▸ **What you have to do**
In the entries below, find the lines with the word "Output" and copy them.

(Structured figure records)
▬▬▬▬▬▬▬▬▬▬
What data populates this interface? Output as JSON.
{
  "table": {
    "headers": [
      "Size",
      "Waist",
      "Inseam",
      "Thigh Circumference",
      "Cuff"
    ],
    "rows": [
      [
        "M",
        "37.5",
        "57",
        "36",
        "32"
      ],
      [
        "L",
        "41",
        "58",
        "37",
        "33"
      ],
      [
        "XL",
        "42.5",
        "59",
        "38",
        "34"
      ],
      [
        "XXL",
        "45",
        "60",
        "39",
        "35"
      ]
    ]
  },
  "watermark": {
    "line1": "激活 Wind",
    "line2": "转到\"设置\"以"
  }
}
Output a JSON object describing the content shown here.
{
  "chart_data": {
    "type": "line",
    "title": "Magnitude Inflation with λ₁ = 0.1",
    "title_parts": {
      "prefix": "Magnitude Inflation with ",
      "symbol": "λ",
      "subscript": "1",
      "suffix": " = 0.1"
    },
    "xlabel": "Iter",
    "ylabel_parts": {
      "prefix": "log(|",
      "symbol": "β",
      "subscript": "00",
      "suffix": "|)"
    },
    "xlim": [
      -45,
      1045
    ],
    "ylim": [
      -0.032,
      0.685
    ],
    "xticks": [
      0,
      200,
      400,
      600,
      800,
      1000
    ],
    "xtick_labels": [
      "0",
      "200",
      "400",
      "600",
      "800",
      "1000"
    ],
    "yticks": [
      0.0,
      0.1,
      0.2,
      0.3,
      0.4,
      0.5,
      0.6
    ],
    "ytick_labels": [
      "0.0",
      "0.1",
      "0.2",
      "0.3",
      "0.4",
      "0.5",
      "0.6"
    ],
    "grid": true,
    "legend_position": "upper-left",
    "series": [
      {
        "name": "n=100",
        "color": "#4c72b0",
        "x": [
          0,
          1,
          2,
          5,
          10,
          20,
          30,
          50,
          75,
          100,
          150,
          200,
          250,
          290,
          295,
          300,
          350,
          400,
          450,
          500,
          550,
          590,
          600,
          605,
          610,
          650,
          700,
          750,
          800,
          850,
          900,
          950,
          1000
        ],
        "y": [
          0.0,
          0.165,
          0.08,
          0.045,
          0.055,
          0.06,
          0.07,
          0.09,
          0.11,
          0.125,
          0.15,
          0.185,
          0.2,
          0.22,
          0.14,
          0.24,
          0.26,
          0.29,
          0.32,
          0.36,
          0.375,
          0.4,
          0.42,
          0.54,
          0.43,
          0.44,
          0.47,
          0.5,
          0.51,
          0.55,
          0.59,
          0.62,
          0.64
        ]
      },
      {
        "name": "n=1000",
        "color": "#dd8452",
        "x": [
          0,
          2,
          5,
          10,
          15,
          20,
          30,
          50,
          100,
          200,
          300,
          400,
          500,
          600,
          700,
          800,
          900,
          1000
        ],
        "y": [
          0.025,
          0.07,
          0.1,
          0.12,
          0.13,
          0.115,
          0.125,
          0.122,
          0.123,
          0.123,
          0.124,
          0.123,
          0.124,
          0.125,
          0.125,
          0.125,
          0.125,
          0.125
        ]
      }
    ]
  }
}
▬▬▬▬▬▬▬▬▬▬
▸ **Solved problem**
What data populates this interface? Output as JSON.
Output a JSON object describing the content shown here.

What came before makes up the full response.